EXERCISE TASK:
Go through the lines below. Copy those with "设置与隐私".

RAW RECORDS:
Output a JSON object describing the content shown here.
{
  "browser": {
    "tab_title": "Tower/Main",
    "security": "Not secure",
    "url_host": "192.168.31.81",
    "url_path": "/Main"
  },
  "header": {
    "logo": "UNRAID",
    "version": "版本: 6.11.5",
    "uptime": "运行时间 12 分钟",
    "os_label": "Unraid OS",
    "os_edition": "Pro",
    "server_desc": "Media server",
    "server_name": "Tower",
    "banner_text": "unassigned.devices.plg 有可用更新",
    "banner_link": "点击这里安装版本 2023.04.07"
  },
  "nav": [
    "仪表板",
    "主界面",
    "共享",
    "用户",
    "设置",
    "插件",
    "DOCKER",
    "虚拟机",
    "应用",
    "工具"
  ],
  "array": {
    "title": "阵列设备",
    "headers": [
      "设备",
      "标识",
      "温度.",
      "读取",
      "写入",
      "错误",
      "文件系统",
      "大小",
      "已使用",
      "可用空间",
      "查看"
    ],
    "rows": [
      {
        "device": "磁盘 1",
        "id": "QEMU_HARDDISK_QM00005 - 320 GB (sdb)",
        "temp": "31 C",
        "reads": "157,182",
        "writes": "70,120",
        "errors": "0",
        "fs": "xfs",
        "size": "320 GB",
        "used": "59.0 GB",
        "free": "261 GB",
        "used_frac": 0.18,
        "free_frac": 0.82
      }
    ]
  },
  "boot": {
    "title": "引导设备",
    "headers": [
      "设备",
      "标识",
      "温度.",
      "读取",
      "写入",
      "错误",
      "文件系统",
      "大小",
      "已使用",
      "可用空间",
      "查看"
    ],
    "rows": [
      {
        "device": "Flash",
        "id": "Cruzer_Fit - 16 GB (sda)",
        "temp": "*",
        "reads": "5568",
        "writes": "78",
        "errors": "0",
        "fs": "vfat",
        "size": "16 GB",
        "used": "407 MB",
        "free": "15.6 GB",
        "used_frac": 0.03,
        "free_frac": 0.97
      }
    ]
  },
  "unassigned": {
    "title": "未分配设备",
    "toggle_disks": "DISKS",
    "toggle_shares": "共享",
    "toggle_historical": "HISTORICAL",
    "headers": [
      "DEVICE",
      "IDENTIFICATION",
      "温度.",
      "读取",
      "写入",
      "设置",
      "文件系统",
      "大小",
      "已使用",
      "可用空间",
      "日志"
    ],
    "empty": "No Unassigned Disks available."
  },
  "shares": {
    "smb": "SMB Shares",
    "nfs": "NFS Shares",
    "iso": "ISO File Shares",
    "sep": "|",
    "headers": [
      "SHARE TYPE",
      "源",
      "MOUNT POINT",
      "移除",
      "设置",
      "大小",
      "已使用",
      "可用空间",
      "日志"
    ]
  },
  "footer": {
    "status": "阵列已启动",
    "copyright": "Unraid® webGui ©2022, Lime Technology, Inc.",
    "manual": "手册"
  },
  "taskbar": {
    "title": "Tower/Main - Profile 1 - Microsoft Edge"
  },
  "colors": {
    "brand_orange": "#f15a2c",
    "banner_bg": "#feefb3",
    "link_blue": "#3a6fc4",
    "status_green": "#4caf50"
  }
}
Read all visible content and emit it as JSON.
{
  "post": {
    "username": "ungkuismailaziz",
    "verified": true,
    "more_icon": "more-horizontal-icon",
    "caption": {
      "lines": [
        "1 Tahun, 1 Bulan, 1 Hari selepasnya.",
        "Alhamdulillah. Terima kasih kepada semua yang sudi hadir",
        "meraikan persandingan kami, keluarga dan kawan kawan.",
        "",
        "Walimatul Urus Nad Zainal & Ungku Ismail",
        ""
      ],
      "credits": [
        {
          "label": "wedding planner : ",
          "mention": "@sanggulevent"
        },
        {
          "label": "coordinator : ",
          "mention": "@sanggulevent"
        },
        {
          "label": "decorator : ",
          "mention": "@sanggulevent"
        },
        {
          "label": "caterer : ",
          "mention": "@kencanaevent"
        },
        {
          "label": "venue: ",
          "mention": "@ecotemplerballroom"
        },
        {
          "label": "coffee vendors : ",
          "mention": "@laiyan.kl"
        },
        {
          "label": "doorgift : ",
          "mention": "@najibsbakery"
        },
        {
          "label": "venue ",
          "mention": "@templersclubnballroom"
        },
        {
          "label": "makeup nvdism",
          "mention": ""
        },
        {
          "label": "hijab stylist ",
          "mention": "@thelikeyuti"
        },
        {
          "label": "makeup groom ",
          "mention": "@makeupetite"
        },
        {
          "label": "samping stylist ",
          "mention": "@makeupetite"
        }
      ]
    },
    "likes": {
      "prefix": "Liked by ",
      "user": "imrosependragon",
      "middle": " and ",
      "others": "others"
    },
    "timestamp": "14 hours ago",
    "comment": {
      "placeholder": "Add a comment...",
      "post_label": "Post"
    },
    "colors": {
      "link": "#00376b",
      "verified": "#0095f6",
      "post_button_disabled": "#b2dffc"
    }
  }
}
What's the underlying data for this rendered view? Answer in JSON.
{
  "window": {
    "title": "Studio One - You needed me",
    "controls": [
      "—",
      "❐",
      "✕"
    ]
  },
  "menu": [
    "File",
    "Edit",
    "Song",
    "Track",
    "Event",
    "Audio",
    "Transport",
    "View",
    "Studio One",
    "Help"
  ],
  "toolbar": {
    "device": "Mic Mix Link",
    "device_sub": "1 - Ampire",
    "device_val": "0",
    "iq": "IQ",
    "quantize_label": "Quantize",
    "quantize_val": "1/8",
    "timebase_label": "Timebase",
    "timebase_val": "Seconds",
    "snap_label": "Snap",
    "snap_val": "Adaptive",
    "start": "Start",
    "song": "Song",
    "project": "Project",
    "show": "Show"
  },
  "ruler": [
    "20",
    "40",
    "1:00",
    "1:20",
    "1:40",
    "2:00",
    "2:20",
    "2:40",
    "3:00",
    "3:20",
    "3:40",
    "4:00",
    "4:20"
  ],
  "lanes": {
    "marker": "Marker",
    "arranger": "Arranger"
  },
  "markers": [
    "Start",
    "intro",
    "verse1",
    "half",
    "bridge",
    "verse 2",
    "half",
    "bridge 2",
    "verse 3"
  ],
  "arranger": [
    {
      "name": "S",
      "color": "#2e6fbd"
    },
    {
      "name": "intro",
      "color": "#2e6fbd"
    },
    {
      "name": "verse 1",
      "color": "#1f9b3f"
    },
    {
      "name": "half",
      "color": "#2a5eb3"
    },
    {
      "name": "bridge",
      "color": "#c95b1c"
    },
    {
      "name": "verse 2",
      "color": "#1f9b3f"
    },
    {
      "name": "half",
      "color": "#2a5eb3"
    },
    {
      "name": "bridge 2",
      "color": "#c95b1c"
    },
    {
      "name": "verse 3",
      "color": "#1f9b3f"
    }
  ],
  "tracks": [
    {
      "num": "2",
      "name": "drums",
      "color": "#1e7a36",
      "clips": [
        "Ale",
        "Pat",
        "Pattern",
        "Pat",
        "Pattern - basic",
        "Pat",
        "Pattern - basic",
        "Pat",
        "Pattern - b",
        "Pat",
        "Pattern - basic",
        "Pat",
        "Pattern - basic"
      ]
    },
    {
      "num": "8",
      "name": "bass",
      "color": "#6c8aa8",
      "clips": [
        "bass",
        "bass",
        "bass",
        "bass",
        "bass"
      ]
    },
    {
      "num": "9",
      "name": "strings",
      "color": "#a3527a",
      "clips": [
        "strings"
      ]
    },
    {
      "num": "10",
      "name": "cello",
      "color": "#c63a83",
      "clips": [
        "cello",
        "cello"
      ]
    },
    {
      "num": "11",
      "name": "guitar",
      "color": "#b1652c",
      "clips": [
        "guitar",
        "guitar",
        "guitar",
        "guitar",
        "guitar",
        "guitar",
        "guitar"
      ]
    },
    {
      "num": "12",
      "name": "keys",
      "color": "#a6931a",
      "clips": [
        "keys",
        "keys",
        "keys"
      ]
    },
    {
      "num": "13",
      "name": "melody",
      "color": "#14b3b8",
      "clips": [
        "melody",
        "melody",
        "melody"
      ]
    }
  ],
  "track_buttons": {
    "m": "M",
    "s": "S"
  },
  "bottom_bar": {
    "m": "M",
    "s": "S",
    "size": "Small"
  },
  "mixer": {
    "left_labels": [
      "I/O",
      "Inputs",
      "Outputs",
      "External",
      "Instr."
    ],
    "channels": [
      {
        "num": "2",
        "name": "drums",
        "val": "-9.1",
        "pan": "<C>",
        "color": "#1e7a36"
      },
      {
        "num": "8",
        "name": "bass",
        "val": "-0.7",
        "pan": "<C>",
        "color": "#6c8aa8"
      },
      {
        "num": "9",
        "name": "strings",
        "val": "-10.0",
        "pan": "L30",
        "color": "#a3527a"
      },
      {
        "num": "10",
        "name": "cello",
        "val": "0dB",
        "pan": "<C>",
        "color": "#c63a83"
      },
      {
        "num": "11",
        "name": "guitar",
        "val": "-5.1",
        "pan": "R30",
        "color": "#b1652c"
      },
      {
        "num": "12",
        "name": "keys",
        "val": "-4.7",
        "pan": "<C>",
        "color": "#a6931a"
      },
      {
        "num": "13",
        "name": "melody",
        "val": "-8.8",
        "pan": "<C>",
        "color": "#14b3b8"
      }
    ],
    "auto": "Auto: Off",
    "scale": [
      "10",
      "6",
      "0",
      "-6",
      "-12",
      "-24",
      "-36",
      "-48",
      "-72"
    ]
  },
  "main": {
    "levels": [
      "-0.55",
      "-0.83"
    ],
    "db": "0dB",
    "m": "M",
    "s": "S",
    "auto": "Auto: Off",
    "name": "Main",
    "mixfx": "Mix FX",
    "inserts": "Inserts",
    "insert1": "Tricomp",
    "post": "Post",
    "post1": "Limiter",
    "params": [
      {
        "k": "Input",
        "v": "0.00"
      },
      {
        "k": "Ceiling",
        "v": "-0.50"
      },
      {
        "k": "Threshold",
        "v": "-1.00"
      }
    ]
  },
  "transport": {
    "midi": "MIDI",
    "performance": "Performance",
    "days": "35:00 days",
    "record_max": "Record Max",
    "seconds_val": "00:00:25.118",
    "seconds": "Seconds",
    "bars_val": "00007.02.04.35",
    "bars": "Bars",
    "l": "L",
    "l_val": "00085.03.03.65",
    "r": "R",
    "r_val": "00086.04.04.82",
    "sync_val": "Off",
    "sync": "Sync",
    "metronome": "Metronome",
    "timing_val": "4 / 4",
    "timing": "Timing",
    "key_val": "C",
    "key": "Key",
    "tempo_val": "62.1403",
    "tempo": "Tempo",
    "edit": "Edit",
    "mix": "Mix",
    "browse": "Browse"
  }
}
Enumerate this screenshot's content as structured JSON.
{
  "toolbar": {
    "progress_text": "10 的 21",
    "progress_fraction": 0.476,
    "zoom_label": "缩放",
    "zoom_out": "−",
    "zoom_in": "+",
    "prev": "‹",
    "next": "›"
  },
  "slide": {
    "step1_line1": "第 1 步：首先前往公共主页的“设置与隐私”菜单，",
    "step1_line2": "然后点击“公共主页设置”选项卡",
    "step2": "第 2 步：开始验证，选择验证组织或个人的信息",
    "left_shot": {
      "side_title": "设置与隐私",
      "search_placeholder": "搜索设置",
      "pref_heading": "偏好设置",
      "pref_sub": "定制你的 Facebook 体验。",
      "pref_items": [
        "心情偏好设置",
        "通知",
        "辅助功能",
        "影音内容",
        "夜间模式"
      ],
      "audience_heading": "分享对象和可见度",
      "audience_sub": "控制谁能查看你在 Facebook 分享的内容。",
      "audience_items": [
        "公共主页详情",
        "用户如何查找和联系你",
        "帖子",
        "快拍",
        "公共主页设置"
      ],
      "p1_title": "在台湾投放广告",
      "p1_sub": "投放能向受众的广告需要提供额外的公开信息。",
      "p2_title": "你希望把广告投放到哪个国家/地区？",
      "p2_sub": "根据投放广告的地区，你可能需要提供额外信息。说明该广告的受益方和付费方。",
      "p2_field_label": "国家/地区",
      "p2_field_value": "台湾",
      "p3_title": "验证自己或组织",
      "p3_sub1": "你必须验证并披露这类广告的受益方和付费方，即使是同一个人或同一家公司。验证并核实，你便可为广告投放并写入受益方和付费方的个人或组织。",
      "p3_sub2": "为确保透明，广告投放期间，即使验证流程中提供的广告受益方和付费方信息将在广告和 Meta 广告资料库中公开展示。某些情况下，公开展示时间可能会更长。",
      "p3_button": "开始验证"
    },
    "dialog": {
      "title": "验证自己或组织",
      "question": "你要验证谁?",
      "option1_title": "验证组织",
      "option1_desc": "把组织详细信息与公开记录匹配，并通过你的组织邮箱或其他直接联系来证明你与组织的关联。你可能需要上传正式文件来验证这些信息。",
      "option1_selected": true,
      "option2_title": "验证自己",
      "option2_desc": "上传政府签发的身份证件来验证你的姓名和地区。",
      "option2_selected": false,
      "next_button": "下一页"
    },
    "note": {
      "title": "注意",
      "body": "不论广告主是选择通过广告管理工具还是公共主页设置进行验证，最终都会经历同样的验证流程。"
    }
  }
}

FULL SOLUTION:
    "step1_line1": "第 1 步：首先前往公共主页的“设置与隐私”菜单，",
      "side_title": "设置与隐私",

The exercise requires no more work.